## Direction
Scan the lines below for the string "oversees" and copy every one that has it.

## Records shown
begin
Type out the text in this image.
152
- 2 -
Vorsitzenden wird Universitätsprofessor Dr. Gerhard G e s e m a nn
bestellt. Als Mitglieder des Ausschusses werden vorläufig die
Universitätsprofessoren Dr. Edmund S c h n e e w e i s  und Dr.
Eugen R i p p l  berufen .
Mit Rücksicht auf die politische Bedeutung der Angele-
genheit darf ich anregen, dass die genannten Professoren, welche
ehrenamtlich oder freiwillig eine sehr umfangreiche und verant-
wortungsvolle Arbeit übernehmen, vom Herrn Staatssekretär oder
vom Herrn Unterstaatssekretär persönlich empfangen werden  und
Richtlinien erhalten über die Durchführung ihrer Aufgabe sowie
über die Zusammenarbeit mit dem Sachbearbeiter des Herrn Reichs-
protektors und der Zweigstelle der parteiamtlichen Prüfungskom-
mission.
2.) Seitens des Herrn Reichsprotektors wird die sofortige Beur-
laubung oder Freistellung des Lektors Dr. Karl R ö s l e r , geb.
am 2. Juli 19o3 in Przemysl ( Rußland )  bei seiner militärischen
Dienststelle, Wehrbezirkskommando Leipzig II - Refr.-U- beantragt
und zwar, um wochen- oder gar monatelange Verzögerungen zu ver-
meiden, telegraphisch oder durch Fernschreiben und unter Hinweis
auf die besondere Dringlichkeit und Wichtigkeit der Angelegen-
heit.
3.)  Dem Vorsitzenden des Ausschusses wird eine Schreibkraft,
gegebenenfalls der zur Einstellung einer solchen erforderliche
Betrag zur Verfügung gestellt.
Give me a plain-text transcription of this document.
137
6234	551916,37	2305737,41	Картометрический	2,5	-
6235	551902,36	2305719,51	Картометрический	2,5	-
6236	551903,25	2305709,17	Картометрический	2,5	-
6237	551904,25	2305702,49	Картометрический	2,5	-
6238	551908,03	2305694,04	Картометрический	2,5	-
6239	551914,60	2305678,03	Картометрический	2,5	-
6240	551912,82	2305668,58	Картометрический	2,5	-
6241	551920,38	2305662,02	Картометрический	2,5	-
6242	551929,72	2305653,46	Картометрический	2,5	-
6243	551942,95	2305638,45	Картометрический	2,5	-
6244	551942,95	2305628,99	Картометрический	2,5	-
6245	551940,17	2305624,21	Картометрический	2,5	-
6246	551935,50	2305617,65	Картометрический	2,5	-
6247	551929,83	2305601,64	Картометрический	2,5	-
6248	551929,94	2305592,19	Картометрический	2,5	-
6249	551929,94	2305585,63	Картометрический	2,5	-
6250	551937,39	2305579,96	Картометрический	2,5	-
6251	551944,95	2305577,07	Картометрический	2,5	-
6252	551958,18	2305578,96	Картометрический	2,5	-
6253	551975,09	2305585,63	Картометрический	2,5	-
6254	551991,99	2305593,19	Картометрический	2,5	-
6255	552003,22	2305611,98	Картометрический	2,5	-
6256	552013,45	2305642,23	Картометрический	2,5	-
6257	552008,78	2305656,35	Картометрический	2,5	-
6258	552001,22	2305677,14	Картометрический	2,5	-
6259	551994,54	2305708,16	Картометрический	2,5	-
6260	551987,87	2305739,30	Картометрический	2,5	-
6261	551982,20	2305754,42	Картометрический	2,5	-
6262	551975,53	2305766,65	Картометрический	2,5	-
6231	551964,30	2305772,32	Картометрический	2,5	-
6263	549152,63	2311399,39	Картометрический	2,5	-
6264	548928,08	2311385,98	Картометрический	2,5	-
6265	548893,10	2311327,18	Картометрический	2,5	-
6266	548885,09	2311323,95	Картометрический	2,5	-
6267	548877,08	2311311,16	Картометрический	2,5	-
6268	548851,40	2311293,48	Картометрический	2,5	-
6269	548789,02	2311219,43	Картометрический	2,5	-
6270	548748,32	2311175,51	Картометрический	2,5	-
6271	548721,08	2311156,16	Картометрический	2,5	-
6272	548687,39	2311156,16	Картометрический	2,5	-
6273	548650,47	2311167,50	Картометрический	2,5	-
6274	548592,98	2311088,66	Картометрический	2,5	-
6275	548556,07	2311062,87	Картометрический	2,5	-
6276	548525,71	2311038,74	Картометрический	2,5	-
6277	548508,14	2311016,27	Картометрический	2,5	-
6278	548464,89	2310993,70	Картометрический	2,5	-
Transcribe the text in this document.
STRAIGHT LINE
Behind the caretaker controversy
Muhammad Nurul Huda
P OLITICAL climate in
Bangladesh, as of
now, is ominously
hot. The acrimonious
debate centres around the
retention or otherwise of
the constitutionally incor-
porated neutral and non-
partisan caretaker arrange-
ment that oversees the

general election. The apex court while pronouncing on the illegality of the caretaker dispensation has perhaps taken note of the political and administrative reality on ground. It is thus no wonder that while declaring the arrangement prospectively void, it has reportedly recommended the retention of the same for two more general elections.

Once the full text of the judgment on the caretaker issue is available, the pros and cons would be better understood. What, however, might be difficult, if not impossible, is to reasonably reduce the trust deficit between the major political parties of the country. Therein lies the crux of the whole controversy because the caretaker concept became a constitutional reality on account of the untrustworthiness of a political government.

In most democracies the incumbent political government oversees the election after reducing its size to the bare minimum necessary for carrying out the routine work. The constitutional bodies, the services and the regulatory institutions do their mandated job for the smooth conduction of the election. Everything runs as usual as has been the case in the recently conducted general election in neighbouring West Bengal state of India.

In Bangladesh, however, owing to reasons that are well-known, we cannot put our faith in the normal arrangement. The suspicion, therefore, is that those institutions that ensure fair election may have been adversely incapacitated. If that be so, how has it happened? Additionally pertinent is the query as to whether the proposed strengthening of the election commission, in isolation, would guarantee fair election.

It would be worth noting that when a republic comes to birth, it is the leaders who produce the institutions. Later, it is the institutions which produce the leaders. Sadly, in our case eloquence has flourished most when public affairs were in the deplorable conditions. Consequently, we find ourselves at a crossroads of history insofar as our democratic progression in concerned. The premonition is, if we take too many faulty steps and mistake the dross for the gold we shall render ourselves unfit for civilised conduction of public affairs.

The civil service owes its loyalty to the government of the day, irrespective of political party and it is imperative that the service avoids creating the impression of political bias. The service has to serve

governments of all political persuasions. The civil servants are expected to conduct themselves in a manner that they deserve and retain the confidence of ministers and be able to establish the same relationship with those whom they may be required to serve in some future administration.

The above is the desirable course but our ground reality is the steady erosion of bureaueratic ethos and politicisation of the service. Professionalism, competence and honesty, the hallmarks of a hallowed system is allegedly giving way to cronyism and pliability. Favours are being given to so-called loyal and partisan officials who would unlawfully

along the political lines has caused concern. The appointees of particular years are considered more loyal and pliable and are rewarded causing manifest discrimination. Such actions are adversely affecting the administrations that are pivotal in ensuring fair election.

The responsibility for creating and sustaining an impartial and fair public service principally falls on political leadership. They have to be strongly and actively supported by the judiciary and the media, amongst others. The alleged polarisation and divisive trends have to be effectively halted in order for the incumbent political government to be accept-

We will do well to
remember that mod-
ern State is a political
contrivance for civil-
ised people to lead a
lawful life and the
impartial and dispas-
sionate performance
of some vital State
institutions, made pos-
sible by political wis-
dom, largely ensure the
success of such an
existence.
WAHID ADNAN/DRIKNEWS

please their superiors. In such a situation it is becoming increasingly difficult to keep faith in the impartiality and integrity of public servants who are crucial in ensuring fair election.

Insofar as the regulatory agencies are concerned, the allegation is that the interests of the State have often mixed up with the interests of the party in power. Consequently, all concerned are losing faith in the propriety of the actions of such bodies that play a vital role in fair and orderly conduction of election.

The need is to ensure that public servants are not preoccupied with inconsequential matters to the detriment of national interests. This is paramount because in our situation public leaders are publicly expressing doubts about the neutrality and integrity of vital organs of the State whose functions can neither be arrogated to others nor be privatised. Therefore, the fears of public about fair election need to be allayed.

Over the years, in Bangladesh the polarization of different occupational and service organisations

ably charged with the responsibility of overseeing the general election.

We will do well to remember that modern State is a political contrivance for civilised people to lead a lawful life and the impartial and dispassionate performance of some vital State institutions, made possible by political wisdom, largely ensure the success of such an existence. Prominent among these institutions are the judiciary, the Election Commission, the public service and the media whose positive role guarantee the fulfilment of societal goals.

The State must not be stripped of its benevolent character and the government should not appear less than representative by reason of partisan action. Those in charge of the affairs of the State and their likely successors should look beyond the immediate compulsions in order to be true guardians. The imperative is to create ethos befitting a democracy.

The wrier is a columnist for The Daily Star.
end
## Expected answer
ment that oversees the
In most democracies the incumbent political government oversees the election after reducing its size to the bare minimum necessary for carrying out the routine work. The constitutional bodies, the services and the regulatory institutions do their mandated job for the smooth conduction of the election. Everything runs as usual as has been the case in the recently conducted general election in neighbouring West Bengal state of India.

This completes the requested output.